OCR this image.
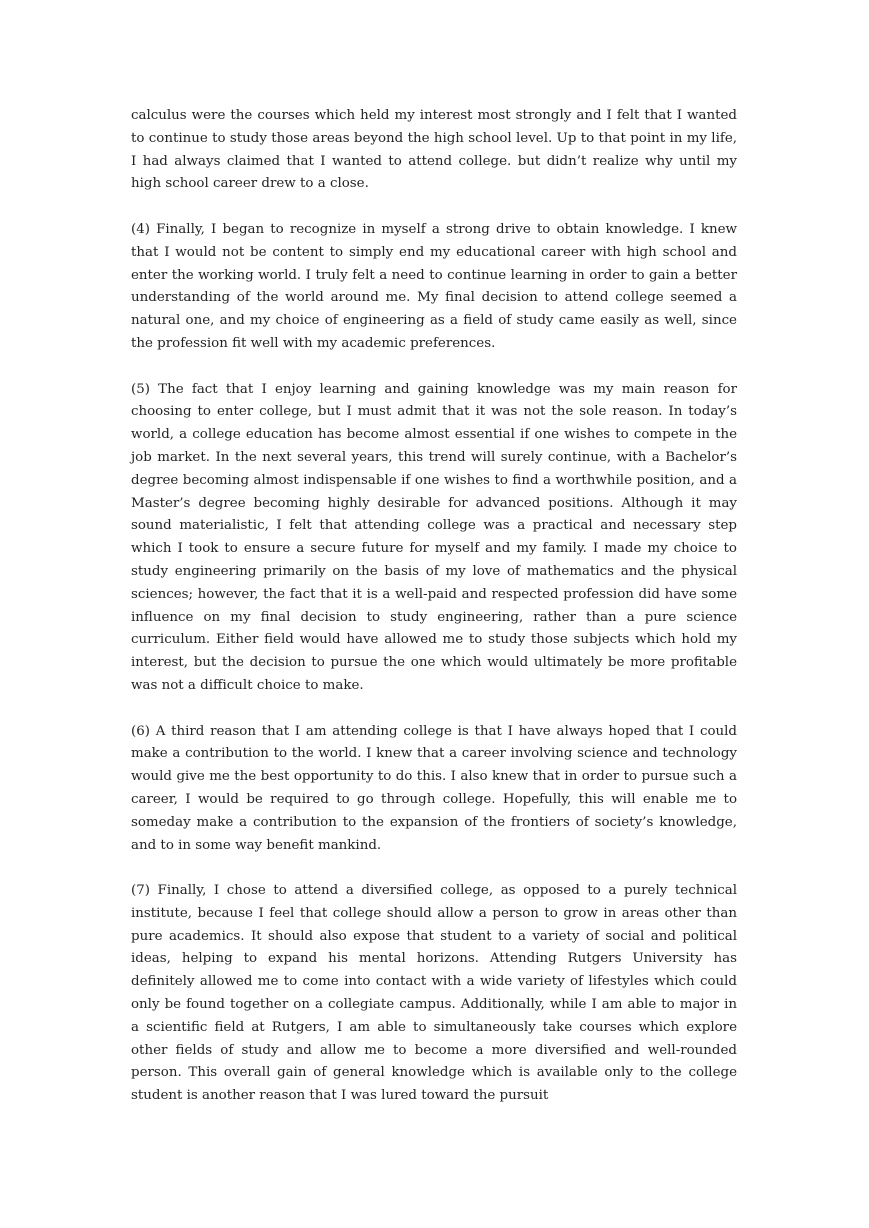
calculus were the courses which held my interest most strongly and I felt that I wanted to continue to study those areas beyond the high school level. Up to that point in my life, I had always claimed that I wanted to attend college. but didn’t realize why until my high school career drew to a close.

(4) Finally, I began to recognize in myself a strong drive to obtain knowledge. I knew that I would not be content to simply end my educational career with high school and enter the working world. I truly felt a need to continue learning in order to gain a better understanding of the world around me. My final decision to attend college seemed a natural one, and my choice of engineering as a field of study came easily as well, since the profession fit well with my academic preferences.

(5) The fact that I enjoy learning and gaining knowledge was my main reason for choosing to enter college, but I must admit that it was not the sole reason. In today’s world, a college education has become almost essential if one wishes to compete in the job market. In the next several years, this trend will surely continue, with a Bachelor’s degree becoming almost indispensable if one wishes to find a worthwhile position, and a Master’s degree becoming highly desirable for advanced positions. Although it may sound materialistic, I felt that attending college was a practical and necessary step which I took to ensure a secure future for myself and my family. I made my choice to study engineering primarily on the basis of my love of mathematics and the physical sciences; however, the fact that it is a well-paid and respected profession did have some influence on my final decision to study engineering, rather than a pure science curriculum. Either field would have allowed me to study those subjects which hold my interest, but the decision to pursue the one which would ultimately be more profitable was not a difficult choice to make.

(6) A third reason that I am attending college is that I have always hoped that I could make a contribution to the world. I knew that a career involving science and technology would give me the best opportunity to do this. I also knew that in order to pursue such a career, I would be required to go through college. Hopefully, this will enable me to someday make a contribution to the expansion of the frontiers of society’s knowledge, and to in some way benefit mankind.

(7) Finally, I chose to attend a diversified college, as opposed to a purely technical institute, because I feel that college should allow a person to grow in areas other than pure academics. It should also expose that student to a variety of social and political ideas, helping to expand his mental horizons. Attending Rutgers University has definitely allowed me to come into contact with a wide variety of lifestyles which could only be found together on a collegiate campus. Additionally, while I am able to major in a scientific field at Rutgers, I am able to simultaneously take courses which explore other fields of study and allow me to become a more diversified and well-rounded person. This overall gain of general knowledge which is available only to the college student is another reason that I was lured toward the pursuit
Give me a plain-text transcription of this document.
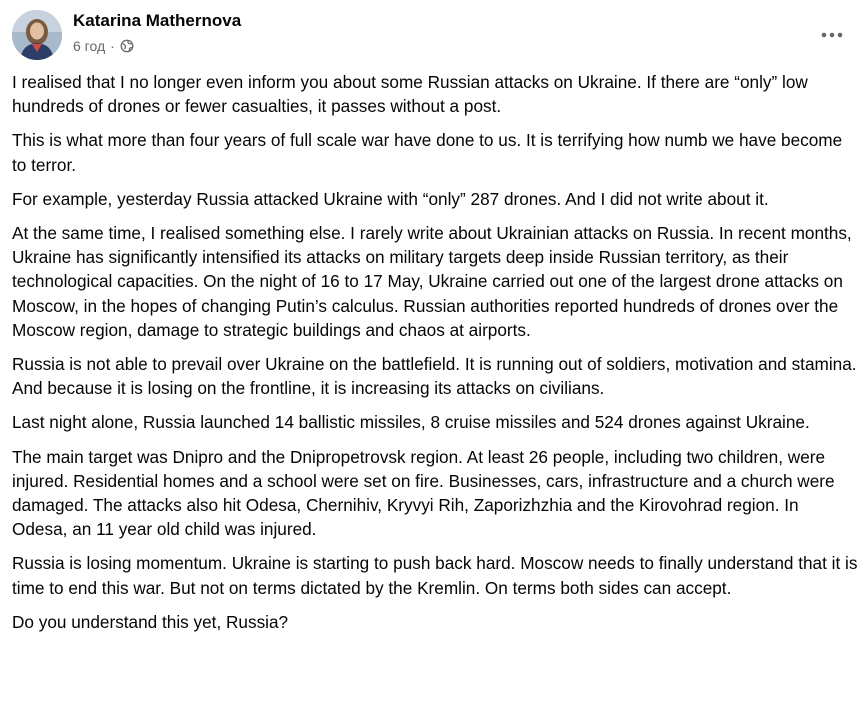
Katarina Mathernova
6 год ·

I realised that I no longer even inform you about some Russian attacks on Ukraine. If there are “only” low hundreds of drones or fewer casualties, it passes without a post.

This is what more than four years of full scale war have done to us. It is terrifying how numb we have become to terror.

For example, yesterday Russia attacked Ukraine with “only” 287 drones. And I did not write about it.

At the same time, I realised something else. I rarely write about Ukrainian attacks on Russia. In recent months, Ukraine has significantly intensified its attacks on military targets deep inside Russian territory, as their technological capacities. On the night of 16 to 17 May, Ukraine carried out one of the largest drone attacks on Moscow, in the hopes of changing Putin’s calculus. Russian authorities reported hundreds of drones over the Moscow region, damage to strategic buildings and chaos at airports.

Russia is not able to prevail over Ukraine on the battlefield. It is running out of soldiers, motivation and stamina. And because it is losing on the frontline, it is increasing its attacks on civilians.

Last night alone, Russia launched 14 ballistic missiles, 8 cruise missiles and 524 drones against Ukraine.

The main target was Dnipro and the Dnipropetrovsk region. At least 26 people, including two children, were injured. Residential homes and a school were set on fire. Businesses, cars, infrastructure and a church were damaged. The attacks also hit Odesa, Chernihiv, Kryvyi Rih, Zaporizhzhia and the Kirovohrad region. In Odesa, an 11 year old child was injured.

Russia is losing momentum. Ukraine is starting to push back hard. Moscow needs to finally understand that it is time to end this war. But not on terms dictated by the Kremlin. On terms both sides can accept.

Do you understand this yet, Russia?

● Task to carry out: Print every entry above again without changing a word, and omit the pictures.

● Exercise result:
OCR this image.
calculus were the courses which held my interest most strongly and I felt that I wanted to continue to study those areas beyond the high school level. Up to that point in my life, I had always claimed that I wanted to attend college. but didn’t realize why until my high school career drew to a close.

(4) Finally, I began to recognize in myself a strong drive to obtain knowledge. I knew that I would not be content to simply end my educational career with high school and enter the working world. I truly felt a need to continue learning in order to gain a better understanding of the world around me. My final decision to attend college seemed a natural one, and my choice of engineering as a field of study came easily as well, since the profession fit well with my academic preferences.

(5) The fact that I enjoy learning and gaining knowledge was my main reason for choosing to enter college, but I must admit that it was not the sole reason. In today’s world, a college education has become almost essential if one wishes to compete in the job market. In the next several years, this trend will surely continue, with a Bachelor’s degree becoming almost indispensable if one wishes to find a worthwhile position, and a Master’s degree becoming highly desirable for advanced positions. Although it may sound materialistic, I felt that attending college was a practical and necessary step which I took to ensure a secure future for myself and my family. I made my choice to study engineering primarily on the basis of my love of mathematics and the physical sciences; however, the fact that it is a well-paid and respected profession did have some influence on my final decision to study engineering, rather than a pure science curriculum. Either field would have allowed me to study those subjects which hold my interest, but the decision to pursue the one which would ultimately be more profitable was not a difficult choice to make.

(6) A third reason that I am attending college is that I have always hoped that I could make a contribution to the world. I knew that a career involving science and technology would give me the best opportunity to do this. I also knew that in order to pursue such a career, I would be required to go through college. Hopefully, this will enable me to someday make a contribution to the expansion of the frontiers of society’s knowledge, and to in some way benefit mankind.

(7) Finally, I chose to attend a diversified college, as opposed to a purely technical institute, because I feel that college should allow a person to grow in areas other than pure academics. It should also expose that student to a variety of social and political ideas, helping to expand his mental horizons. Attending Rutgers University has definitely allowed me to come into contact with a wide variety of lifestyles which could only be found together on a collegiate campus. Additionally, while I am able to major in a scientific field at Rutgers, I am able to simultaneously take courses which explore other fields of study and allow me to become a more diversified and well-rounded person. This overall gain of general knowledge which is available only to the college student is another reason that I was lured toward the pursuit
Give me a plain-text transcription of this document.
Katarina Mathernova
6 год ·

I realised that I no longer even inform you about some Russian attacks on Ukraine. If there are “only” low hundreds of drones or fewer casualties, it passes without a post.

This is what more than four years of full scale war have done to us. It is terrifying how numb we have become to terror.

For example, yesterday Russia attacked Ukraine with “only” 287 drones. And I did not write about it.

At the same time, I realised something else. I rarely write about Ukrainian attacks on Russia. In recent months, Ukraine has significantly intensified its attacks on military targets deep inside Russian territory, as their technological capacities. On the night of 16 to 17 May, Ukraine carried out one of the largest drone attacks on Moscow, in the hopes of changing Putin’s calculus. Russian authorities reported hundreds of drones over the Moscow region, damage to strategic buildings and chaos at airports.

Russia is not able to prevail over Ukraine on the battlefield. It is running out of soldiers, motivation and stamina. And because it is losing on the frontline, it is increasing its attacks on civilians.

Last night alone, Russia launched 14 ballistic missiles, 8 cruise missiles and 524 drones against Ukraine.

The main target was Dnipro and the Dnipropetrovsk region. At least 26 people, including two children, were injured. Residential homes and a school were set on fire. Businesses, cars, infrastructure and a church were damaged. The attacks also hit Odesa, Chernihiv, Kryvyi Rih, Zaporizhzhia and the Kirovohrad region. In Odesa, an 11 year old child was injured.

Russia is losing momentum. Ukraine is starting to push back hard. Moscow needs to finally understand that it is time to end this war. But not on terms dictated by the Kremlin. On terms both sides can accept.

Do you understand this yet, Russia?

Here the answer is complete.